• **WHAT NEEDS TO BE DONE**:
Reproduce the following lines verbatim, omitting the picture from your answer.
---------- DATA TO USE ----------
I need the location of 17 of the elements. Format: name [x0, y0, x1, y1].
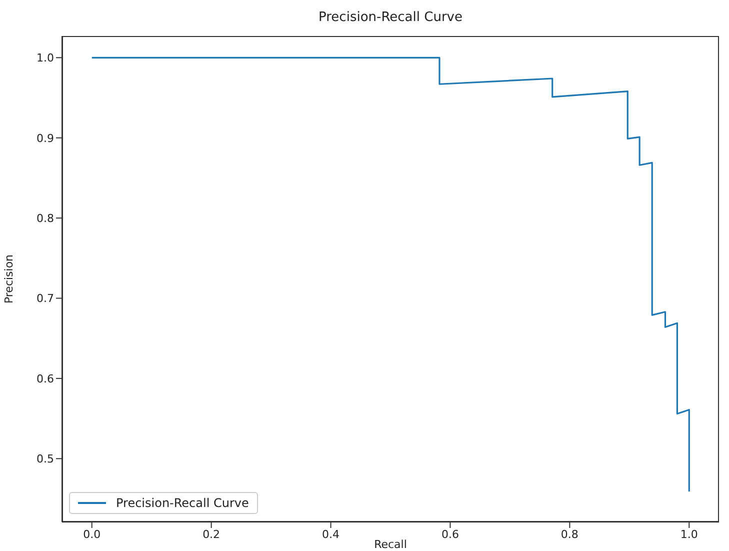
legend-label: Precision-Recall Curve: [116, 496, 249, 510]
x-tick-label: 0.6: [441, 528, 459, 541]
x-tick-label: 0.2: [202, 528, 220, 541]
x-axis-title: Recall: [374, 538, 407, 551]
y-tick-label: 0.7: [36, 292, 54, 306]
y-tick-label: 1.0: [36, 52, 54, 65]
y-tick-label: 0.8: [36, 212, 54, 225]
x-tick-label: 0.0: [83, 528, 101, 541]
x-tick-label: 0.4: [322, 528, 340, 541]
x-tick-label: 0.8: [560, 528, 578, 541]
y-axis-title: Precision: [2, 254, 16, 304]
y-tick-label: 0.9: [36, 132, 54, 145]
y-tick-label: 0.6: [36, 372, 54, 386]
x-tick-label: 1.0: [680, 528, 698, 541]
y-tick-label: 0.5: [36, 452, 54, 466]
chart-title: Precision-Recall Curve: [318, 10, 464, 25]
line-series: [91, 56, 690, 492]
----------
• **RESPONSE TO THIS TASK**:
I need the location of 17 of the elements. Format: name [x0, y0, x1, y1].
legend-label: Precision-Recall Curve: [116, 496, 249, 510]
x-tick-label: 0.6: [441, 528, 459, 541]
x-tick-label: 0.2: [202, 528, 220, 541]
x-axis-title: Recall: [374, 538, 407, 551]
y-tick-label: 0.7: [36, 292, 54, 306]
y-tick-label: 1.0: [36, 52, 54, 65]
y-tick-label: 0.8: [36, 212, 54, 225]
x-tick-label: 0.0: [83, 528, 101, 541]
x-tick-label: 0.4: [322, 528, 340, 541]
x-tick-label: 0.8: [560, 528, 578, 541]
y-axis-title: Precision: [2, 254, 16, 304]
y-tick-label: 0.9: [36, 132, 54, 145]
y-tick-label: 0.6: [36, 372, 54, 386]
x-tick-label: 1.0: [680, 528, 698, 541]
y-tick-label: 0.5: [36, 452, 54, 466]
chart-title: Precision-Recall Curve: [318, 10, 464, 25]
line-series: [91, 56, 690, 492]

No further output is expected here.